■ Task instructions ■
Output every entry exactly as written.

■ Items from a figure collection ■
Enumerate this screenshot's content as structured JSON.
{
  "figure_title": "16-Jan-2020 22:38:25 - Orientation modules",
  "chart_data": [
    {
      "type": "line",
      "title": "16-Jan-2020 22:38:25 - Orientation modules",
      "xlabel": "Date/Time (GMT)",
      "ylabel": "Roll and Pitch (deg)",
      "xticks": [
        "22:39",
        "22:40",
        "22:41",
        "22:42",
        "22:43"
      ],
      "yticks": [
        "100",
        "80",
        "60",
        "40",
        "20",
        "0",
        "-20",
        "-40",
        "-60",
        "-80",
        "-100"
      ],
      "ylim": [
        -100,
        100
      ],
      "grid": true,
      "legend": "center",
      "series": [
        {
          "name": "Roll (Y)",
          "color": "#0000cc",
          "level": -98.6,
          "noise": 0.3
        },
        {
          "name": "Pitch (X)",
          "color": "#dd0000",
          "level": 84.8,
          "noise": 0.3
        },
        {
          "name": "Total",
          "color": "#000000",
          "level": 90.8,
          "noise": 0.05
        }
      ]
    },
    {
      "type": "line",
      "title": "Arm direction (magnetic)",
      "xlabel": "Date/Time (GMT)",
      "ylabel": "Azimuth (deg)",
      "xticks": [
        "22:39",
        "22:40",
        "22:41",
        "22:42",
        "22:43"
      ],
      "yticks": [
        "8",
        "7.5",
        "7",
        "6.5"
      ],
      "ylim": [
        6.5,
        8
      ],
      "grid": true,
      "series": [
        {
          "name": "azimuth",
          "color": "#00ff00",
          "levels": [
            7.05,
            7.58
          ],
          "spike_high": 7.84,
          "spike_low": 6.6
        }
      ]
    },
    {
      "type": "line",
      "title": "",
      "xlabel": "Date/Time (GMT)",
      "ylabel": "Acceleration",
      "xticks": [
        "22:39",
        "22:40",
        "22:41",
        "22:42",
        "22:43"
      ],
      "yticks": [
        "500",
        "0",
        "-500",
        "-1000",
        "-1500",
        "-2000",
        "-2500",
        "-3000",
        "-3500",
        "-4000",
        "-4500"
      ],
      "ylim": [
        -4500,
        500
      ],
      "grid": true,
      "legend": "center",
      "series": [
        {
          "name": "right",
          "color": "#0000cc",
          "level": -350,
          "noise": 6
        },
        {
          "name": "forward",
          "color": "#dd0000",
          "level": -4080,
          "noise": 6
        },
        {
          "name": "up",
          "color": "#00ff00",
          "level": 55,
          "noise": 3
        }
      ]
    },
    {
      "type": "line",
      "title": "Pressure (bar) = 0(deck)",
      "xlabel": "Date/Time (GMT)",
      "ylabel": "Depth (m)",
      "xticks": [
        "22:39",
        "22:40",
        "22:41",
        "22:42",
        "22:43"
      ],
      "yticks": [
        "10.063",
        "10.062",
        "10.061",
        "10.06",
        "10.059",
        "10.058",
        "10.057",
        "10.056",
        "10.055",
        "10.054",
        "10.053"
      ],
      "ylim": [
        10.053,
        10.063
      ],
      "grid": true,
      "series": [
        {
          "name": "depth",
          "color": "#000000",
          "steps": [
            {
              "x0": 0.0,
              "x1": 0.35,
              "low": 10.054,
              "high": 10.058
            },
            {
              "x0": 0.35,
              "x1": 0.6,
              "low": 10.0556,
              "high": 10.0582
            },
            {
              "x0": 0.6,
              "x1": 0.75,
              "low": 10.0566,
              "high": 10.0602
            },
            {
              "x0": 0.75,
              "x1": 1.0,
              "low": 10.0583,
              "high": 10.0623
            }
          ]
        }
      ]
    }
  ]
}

■ Task result ■
Enumerate this screenshot's content as structured JSON.
{
  "figure_title": "16-Jan-2020 22:38:25 - Orientation modules",
  "chart_data": [
    {
      "type": "line",
      "title": "16-Jan-2020 22:38:25 - Orientation modules",
      "xlabel": "Date/Time (GMT)",
      "ylabel": "Roll and Pitch (deg)",
      "xticks": [
        "22:39",
        "22:40",
        "22:41",
        "22:42",
        "22:43"
      ],
      "yticks": [
        "100",
        "80",
        "60",
        "40",
        "20",
        "0",
        "-20",
        "-40",
        "-60",
        "-80",
        "-100"
      ],
      "ylim": [
        -100,
        100
      ],
      "grid": true,
      "legend": "center",
      "series": [
        {
          "name": "Roll (Y)",
          "color": "#0000cc",
          "level": -98.6,
          "noise": 0.3
        },
        {
          "name": "Pitch (X)",
          "color": "#dd0000",
          "level": 84.8,
          "noise": 0.3
        },
        {
          "name": "Total",
          "color": "#000000",
          "level": 90.8,
          "noise": 0.05
        }
      ]
    },
    {
      "type": "line",
      "title": "Arm direction (magnetic)",
      "xlabel": "Date/Time (GMT)",
      "ylabel": "Azimuth (deg)",
      "xticks": [
        "22:39",
        "22:40",
        "22:41",
        "22:42",
        "22:43"
      ],
      "yticks": [
        "8",
        "7.5",
        "7",
        "6.5"
      ],
      "ylim": [
        6.5,
        8
      ],
      "grid": true,
      "series": [
        {
          "name": "azimuth",
          "color": "#00ff00",
          "levels": [
            7.05,
            7.58
          ],
          "spike_high": 7.84,
          "spike_low": 6.6
        }
      ]
    },
    {
      "type": "line",
      "title": "",
      "xlabel": "Date/Time (GMT)",
      "ylabel": "Acceleration",
      "xticks": [
        "22:39",
        "22:40",
        "22:41",
        "22:42",
        "22:43"
      ],
      "yticks": [
        "500",
        "0",
        "-500",
        "-1000",
        "-1500",
        "-2000",
        "-2500",
        "-3000",
        "-3500",
        "-4000",
        "-4500"
      ],
      "ylim": [
        -4500,
        500
      ],
      "grid": true,
      "legend": "center",
      "series": [
        {
          "name": "right",
          "color": "#0000cc",
          "level": -350,
          "noise": 6
        },
        {
          "name": "forward",
          "color": "#dd0000",
          "level": -4080,
          "noise": 6
        },
        {
          "name": "up",
          "color": "#00ff00",
          "level": 55,
          "noise": 3
        }
      ]
    },
    {
      "type": "line",
      "title": "Pressure (bar) = 0(deck)",
      "xlabel": "Date/Time (GMT)",
      "ylabel": "Depth (m)",
      "xticks": [
        "22:39",
        "22:40",
        "22:41",
        "22:42",
        "22:43"
      ],
      "yticks": [
        "10.063",
        "10.062",
        "10.061",
        "10.06",
        "10.059",
        "10.058",
        "10.057",
        "10.056",
        "10.055",
        "10.054",
        "10.053"
      ],
      "ylim": [
        10.053,
        10.063
      ],
      "grid": true,
      "series": [
        {
          "name": "depth",
          "color": "#000000",
          "steps": [
            {
              "x0": 0.0,
              "x1": 0.35,
              "low": 10.054,
              "high": 10.058
            },
            {
              "x0": 0.35,
              "x1": 0.6,
              "low": 10.0556,
              "high": 10.0582
            },
            {
              "x0": 0.6,
              "x1": 0.75,
              "low": 10.0566,
              "high": 10.0602
            },
            {
              "x0": 0.75,
              "x1": 1.0,
              "low": 10.0583,
              "high": 10.0623
            }
          ]
        }
      ]
    }
  ]
}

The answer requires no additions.